Extracted records
──────
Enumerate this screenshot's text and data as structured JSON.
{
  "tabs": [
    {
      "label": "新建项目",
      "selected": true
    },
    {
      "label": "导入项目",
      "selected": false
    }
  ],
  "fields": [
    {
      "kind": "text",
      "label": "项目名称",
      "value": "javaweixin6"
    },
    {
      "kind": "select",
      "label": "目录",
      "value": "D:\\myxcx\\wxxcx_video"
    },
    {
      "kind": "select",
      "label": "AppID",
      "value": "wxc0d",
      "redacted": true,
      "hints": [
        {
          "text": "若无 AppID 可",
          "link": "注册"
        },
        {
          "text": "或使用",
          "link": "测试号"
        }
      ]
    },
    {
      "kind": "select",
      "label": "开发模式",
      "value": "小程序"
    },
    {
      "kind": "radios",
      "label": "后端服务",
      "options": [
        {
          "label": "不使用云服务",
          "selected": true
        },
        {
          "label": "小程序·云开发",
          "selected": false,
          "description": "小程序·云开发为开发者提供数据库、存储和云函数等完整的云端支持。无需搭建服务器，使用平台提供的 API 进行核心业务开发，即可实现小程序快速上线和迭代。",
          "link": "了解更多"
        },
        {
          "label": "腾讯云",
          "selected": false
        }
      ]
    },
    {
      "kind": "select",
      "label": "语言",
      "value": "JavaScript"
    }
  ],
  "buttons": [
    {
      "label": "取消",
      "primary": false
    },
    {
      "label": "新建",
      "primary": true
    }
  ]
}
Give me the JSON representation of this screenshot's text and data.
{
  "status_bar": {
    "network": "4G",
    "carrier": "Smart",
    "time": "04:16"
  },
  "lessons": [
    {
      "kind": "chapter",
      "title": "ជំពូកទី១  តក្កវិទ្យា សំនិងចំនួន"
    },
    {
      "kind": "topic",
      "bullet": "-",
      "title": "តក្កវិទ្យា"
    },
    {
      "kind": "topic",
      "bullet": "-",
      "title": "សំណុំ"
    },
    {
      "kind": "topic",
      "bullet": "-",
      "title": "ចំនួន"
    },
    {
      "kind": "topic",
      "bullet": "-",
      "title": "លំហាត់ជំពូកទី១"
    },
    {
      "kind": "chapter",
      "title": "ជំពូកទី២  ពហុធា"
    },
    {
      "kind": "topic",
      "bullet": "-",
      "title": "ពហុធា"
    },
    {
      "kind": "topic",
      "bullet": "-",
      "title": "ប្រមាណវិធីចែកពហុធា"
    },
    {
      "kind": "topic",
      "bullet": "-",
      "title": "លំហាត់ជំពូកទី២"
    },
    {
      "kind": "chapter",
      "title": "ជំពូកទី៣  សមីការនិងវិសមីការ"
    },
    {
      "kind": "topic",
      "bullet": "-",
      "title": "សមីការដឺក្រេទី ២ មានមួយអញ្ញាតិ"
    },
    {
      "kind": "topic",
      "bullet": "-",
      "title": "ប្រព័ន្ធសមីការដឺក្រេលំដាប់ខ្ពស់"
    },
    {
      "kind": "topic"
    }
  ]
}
──────
**Your instructions**
Copy out each record, keeping every word as it is.

**Exercise response**
Enumerate this screenshot's text and data as structured JSON.
{
  "tabs": [
    {
      "label": "新建项目",
      "selected": true
    },
    {
      "label": "导入项目",
      "selected": false
    }
  ],
  "fields": [
    {
      "kind": "text",
      "label": "项目名称",
      "value": "javaweixin6"
    },
    {
      "kind": "select",
      "label": "目录",
      "value": "D:\\myxcx\\wxxcx_video"
    },
    {
      "kind": "select",
      "label": "AppID",
      "value": "wxc0d",
      "redacted": true,
      "hints": [
        {
          "text": "若无 AppID 可",
          "link": "注册"
        },
        {
          "text": "或使用",
          "link": "测试号"
        }
      ]
    },
    {
      "kind": "select",
      "label": "开发模式",
      "value": "小程序"
    },
    {
      "kind": "radios",
      "label": "后端服务",
      "options": [
        {
          "label": "不使用云服务",
          "selected": true
        },
        {
          "label": "小程序·云开发",
          "selected": false,
          "description": "小程序·云开发为开发者提供数据库、存储和云函数等完整的云端支持。无需搭建服务器，使用平台提供的 API 进行核心业务开发，即可实现小程序快速上线和迭代。",
          "link": "了解更多"
        },
        {
          "label": "腾讯云",
          "selected": false
        }
      ]
    },
    {
      "kind": "select",
      "label": "语言",
      "value": "JavaScript"
    }
  ],
  "buttons": [
    {
      "label": "取消",
      "primary": false
    },
    {
      "label": "新建",
      "primary": true
    }
  ]
}
Give me the JSON representation of this screenshot's text and data.
{
  "status_bar": {
    "network": "4G",
    "carrier": "Smart",
    "time": "04:16"
  },
  "lessons": [
    {
      "kind": "chapter",
      "title": "ជំពូកទី១  តក្កវិទ្យា សំនិងចំនួន"
    },
    {
      "kind": "topic",
      "bullet": "-",
      "title": "តក្កវិទ្យា"
    },
    {
      "kind": "topic",
      "bullet": "-",
      "title": "សំណុំ"
    },
    {
      "kind": "topic",
      "bullet": "-",
      "title": "ចំនួន"
    },
    {
      "kind": "topic",
      "bullet": "-",
      "title": "លំហាត់ជំពូកទី១"
    },
    {
      "kind": "chapter",
      "title": "ជំពូកទី២  ពហុធា"
    },
    {
      "kind": "topic",
      "bullet": "-",
      "title": "ពហុធា"
    },
    {
      "kind": "topic",
      "bullet": "-",
      "title": "ប្រមាណវិធីចែកពហុធា"
    },
    {
      "kind": "topic",
      "bullet": "-",
      "title": "លំហាត់ជំពូកទី២"
    },
    {
      "kind": "chapter",
      "title": "ជំពូកទី៣  សមីការនិងវិសមីការ"
    },
    {
      "kind": "topic",
      "bullet": "-",
      "title": "សមីការដឺក្រេទី ២ មានមួយអញ្ញាតិ"
    },
    {
      "kind": "topic",
      "bullet": "-",
      "title": "ប្រព័ន្ធសមីការដឺក្រេលំដាប់ខ្ពស់"
    },
    {
      "kind": "topic"
    }
  ]
}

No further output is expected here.